┏━━

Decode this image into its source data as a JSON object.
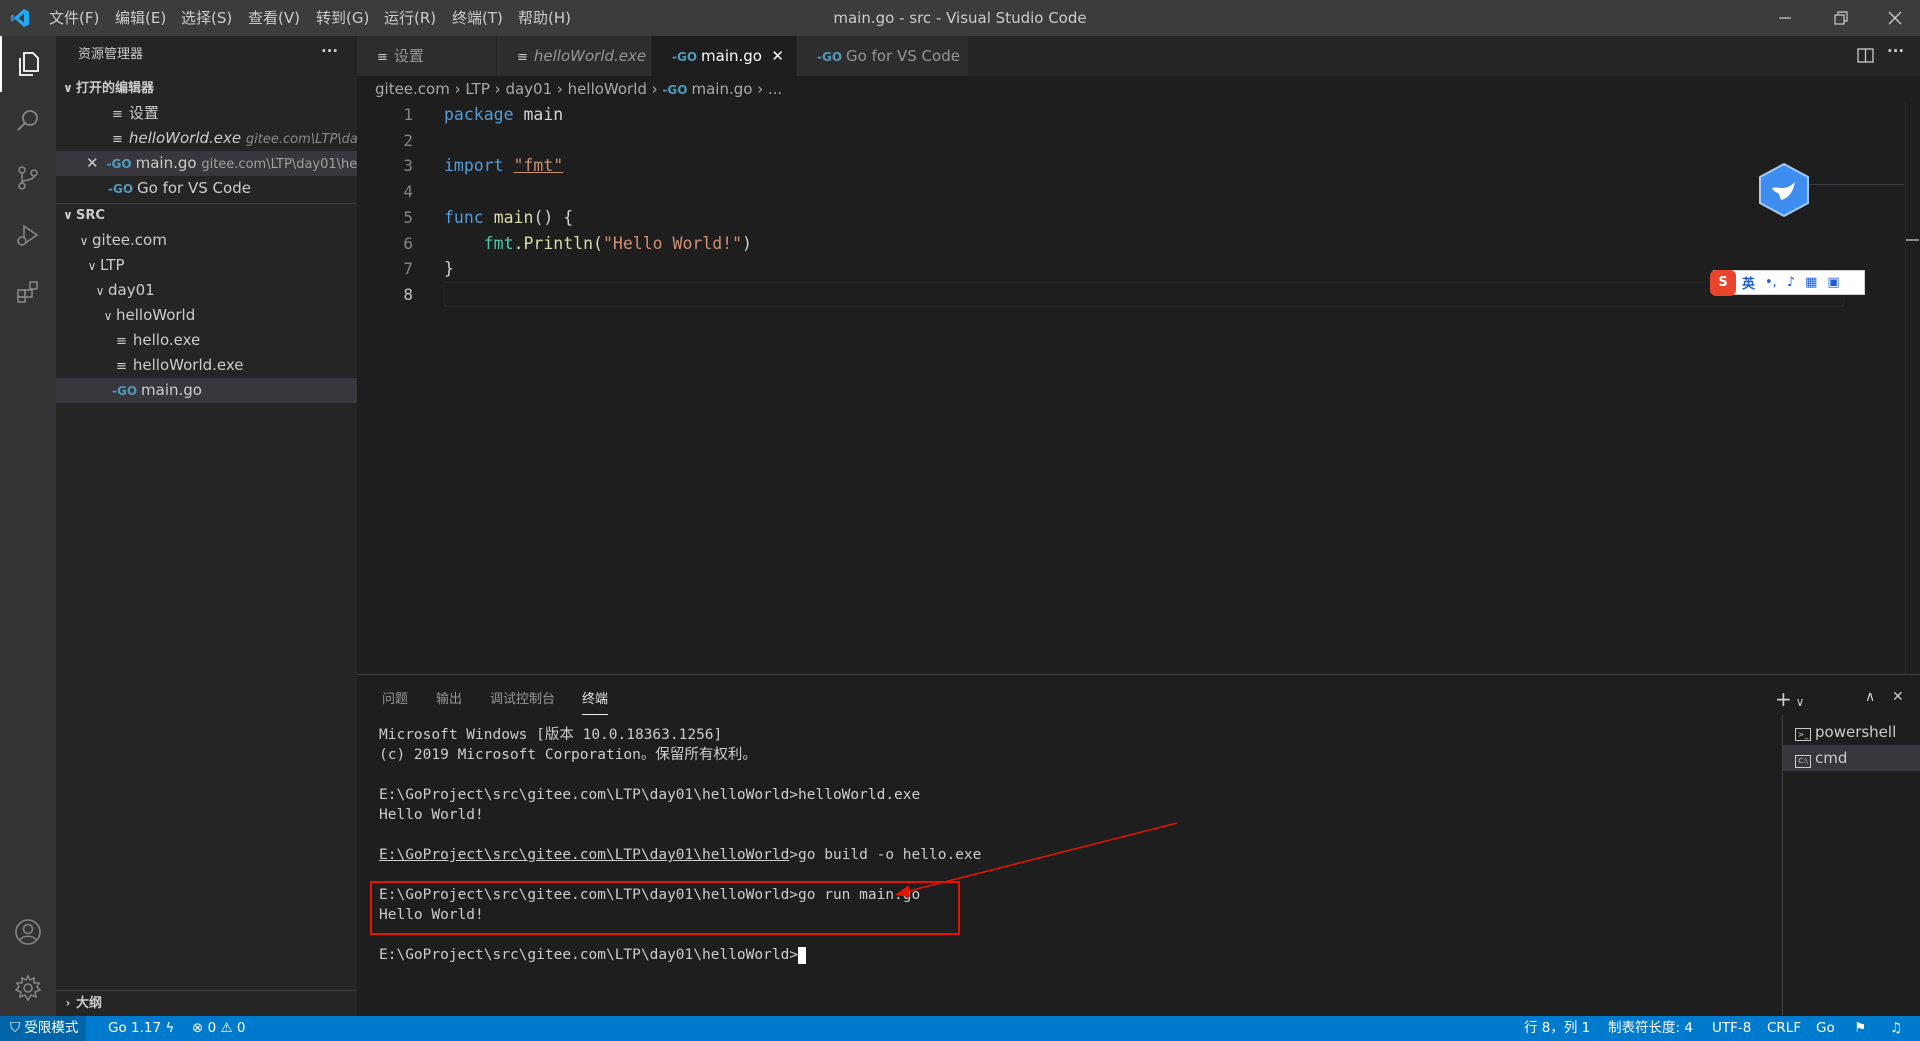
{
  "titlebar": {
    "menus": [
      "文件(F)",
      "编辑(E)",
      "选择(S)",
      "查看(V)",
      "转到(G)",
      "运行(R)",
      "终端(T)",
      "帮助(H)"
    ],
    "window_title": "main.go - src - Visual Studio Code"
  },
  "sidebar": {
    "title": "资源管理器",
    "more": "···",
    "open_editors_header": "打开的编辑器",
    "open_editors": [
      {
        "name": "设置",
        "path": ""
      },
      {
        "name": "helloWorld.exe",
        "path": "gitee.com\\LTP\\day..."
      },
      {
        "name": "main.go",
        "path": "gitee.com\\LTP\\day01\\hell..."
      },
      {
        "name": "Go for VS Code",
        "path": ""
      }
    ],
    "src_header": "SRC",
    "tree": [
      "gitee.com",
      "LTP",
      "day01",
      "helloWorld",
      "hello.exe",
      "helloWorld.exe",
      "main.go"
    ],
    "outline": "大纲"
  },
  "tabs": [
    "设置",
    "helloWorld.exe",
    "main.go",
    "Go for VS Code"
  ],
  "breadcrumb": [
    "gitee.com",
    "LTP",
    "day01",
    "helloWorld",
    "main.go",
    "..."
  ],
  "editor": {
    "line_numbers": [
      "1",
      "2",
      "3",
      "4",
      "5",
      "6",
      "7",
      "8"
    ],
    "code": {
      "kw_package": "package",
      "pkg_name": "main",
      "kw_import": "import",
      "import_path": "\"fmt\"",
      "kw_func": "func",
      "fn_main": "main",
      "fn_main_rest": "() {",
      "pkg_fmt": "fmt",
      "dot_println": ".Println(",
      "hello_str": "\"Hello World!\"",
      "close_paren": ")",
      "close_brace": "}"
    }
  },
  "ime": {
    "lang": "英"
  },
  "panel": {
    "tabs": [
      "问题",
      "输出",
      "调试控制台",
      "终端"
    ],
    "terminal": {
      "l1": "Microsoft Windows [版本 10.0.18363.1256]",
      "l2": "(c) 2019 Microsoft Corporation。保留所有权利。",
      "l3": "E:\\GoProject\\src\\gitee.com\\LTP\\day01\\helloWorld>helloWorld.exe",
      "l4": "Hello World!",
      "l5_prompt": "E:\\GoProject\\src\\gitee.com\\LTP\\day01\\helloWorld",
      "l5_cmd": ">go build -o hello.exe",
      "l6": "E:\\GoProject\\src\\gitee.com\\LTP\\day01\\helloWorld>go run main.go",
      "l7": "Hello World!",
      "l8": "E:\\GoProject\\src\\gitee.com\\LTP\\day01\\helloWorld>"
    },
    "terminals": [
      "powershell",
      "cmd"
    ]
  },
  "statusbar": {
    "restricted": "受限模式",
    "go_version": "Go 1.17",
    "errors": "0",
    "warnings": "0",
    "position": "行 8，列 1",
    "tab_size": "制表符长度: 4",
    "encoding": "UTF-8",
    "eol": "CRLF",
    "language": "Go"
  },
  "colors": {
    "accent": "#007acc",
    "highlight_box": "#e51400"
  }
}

┗━━
┏━━

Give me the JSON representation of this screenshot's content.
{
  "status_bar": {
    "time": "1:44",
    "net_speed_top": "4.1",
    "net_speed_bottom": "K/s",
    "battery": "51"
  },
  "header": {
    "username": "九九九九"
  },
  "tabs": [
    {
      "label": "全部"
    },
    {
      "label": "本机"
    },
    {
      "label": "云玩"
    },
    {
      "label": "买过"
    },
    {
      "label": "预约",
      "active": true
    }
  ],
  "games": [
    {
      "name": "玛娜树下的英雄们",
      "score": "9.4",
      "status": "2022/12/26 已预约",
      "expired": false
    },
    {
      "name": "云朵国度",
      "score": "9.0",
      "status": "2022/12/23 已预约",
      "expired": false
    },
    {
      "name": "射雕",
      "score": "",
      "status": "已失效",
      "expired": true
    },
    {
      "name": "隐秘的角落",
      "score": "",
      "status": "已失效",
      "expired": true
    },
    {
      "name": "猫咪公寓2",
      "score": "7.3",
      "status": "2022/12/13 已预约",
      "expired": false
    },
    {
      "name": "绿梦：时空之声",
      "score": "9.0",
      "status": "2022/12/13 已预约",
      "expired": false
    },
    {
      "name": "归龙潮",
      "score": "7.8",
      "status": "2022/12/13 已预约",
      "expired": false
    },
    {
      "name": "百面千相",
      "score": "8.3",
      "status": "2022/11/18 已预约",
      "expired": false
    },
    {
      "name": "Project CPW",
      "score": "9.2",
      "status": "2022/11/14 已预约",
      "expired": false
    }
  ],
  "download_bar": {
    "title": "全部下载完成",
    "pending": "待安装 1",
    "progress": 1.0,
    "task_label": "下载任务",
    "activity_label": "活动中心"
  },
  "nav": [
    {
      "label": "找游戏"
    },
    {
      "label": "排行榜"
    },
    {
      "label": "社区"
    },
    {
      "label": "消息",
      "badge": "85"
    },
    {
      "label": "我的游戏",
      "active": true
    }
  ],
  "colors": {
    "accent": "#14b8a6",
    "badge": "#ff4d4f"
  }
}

┗━━
┏━━

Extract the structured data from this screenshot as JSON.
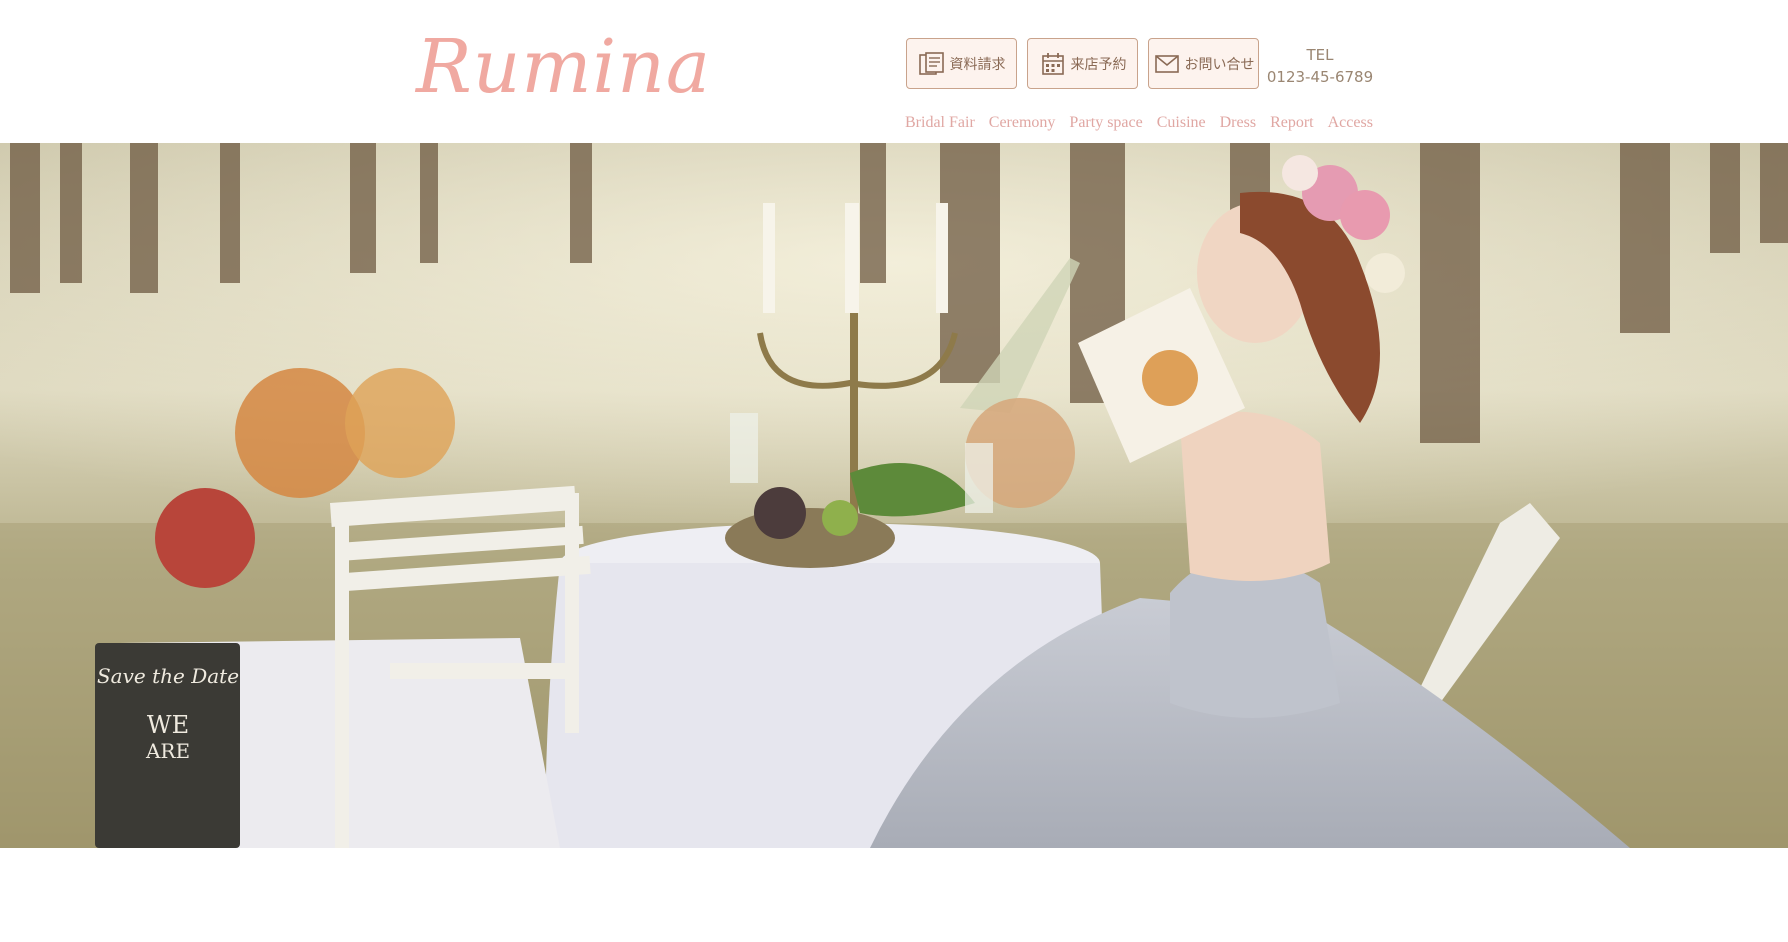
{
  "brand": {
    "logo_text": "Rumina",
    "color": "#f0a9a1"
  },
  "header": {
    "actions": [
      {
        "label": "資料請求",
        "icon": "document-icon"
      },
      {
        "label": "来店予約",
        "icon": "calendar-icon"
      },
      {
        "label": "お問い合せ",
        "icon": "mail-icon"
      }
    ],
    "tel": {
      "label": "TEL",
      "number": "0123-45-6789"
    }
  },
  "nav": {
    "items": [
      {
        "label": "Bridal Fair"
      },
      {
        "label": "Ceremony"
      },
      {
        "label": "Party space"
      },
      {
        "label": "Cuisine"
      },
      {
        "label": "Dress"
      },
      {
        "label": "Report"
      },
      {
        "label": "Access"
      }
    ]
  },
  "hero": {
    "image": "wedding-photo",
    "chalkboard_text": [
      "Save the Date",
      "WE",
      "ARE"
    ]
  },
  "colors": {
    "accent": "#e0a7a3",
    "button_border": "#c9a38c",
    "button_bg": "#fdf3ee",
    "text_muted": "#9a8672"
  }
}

┗━━

STATED GOAL —
Select all lines in the listing that include the word "GoProject".

THE ANSWER —
      "l3": "E:\\GoProject\\src\\gitee.com\\LTP\\day01\\helloWorld>helloWorld.exe",
      "l5_prompt": "E:\\GoProject\\src\\gitee.com\\LTP\\day01\\helloWorld",
      "l6": "E:\\GoProject\\src\\gitee.com\\LTP\\day01\\helloWorld>go run main.go",
      "l8": "E:\\GoProject\\src\\gitee.com\\LTP\\day01\\helloWorld>"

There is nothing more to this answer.